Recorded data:
+ + + + +
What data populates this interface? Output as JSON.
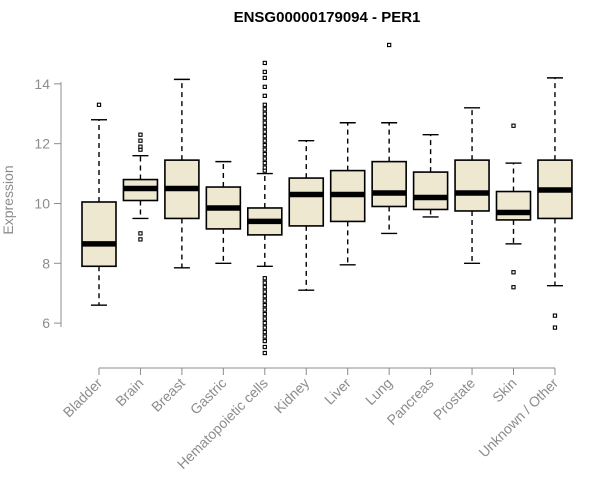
{
  "chart_data": {
    "type": "box",
    "title": "ENSG00000179094 - PER1",
    "xlabel": "",
    "ylabel": "Expression",
    "ylim": [
      4.9,
      15.4
    ],
    "y_ticks": [
      6,
      8,
      10,
      12,
      14
    ],
    "grid": false,
    "box_color": "#efe8d1",
    "categories": [
      "Bladder",
      "Brain",
      "Breast",
      "Gastric",
      "Hematopoietic cells",
      "Kidney",
      "Liver",
      "Lung",
      "Pancreas",
      "Prostate",
      "Skin",
      "Unknown / Other"
    ],
    "boxes": [
      {
        "whisker_low": 6.6,
        "q1": 7.9,
        "median": 8.65,
        "q3": 10.05,
        "whisker_high": 12.8,
        "outliers": [
          13.3
        ]
      },
      {
        "whisker_low": 9.5,
        "q1": 10.1,
        "median": 10.5,
        "q3": 10.8,
        "whisker_high": 11.6,
        "outliers": [
          8.8,
          9.0,
          11.8,
          11.9,
          12.1,
          12.3
        ]
      },
      {
        "whisker_low": 7.85,
        "q1": 9.5,
        "median": 10.5,
        "q3": 11.45,
        "whisker_high": 14.15,
        "outliers": []
      },
      {
        "whisker_low": 8.0,
        "q1": 9.15,
        "median": 9.85,
        "q3": 10.55,
        "whisker_high": 11.4,
        "outliers": []
      },
      {
        "whisker_low": 7.9,
        "q1": 8.95,
        "median": 9.4,
        "q3": 9.85,
        "whisker_high": 11.0,
        "outliers": [
          5.0,
          5.2,
          5.4,
          5.55,
          5.7,
          5.85,
          6.0,
          6.15,
          6.3,
          6.45,
          6.6,
          6.75,
          6.9,
          7.05,
          7.2,
          7.35,
          7.5,
          11.1,
          11.2,
          11.35,
          11.5,
          11.65,
          11.8,
          11.95,
          12.1,
          12.25,
          12.4,
          12.55,
          12.7,
          12.85,
          13.0,
          13.15,
          13.3,
          13.6,
          13.9,
          14.2,
          14.4,
          14.7
        ]
      },
      {
        "whisker_low": 7.1,
        "q1": 9.25,
        "median": 10.3,
        "q3": 10.85,
        "whisker_high": 12.1,
        "outliers": []
      },
      {
        "whisker_low": 7.95,
        "q1": 9.4,
        "median": 10.3,
        "q3": 11.1,
        "whisker_high": 12.7,
        "outliers": []
      },
      {
        "whisker_low": 9.0,
        "q1": 9.9,
        "median": 10.35,
        "q3": 11.4,
        "whisker_high": 12.7,
        "outliers": [
          15.3
        ]
      },
      {
        "whisker_low": 9.55,
        "q1": 9.8,
        "median": 10.2,
        "q3": 11.05,
        "whisker_high": 12.3,
        "outliers": []
      },
      {
        "whisker_low": 8.0,
        "q1": 9.75,
        "median": 10.35,
        "q3": 11.45,
        "whisker_high": 13.2,
        "outliers": []
      },
      {
        "whisker_low": 8.65,
        "q1": 9.45,
        "median": 9.7,
        "q3": 10.4,
        "whisker_high": 11.35,
        "outliers": [
          7.2,
          7.7,
          12.6
        ]
      },
      {
        "whisker_low": 7.25,
        "q1": 9.5,
        "median": 10.45,
        "q3": 11.45,
        "whisker_high": 14.2,
        "outliers": [
          5.85,
          6.25
        ]
      }
    ]
  }
}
+ + + + +
Work instruction → Copy out every line in the entries above that holds "median".

Result of this exercise →
        "median": 8.65,
        "median": 10.5,
        "median": 10.5,
        "median": 9.85,
        "median": 9.4,
        "median": 10.3,
        "median": 10.3,
        "median": 10.35,
        "median": 10.2,
        "median": 10.35,
        "median": 9.7,
        "median": 10.45,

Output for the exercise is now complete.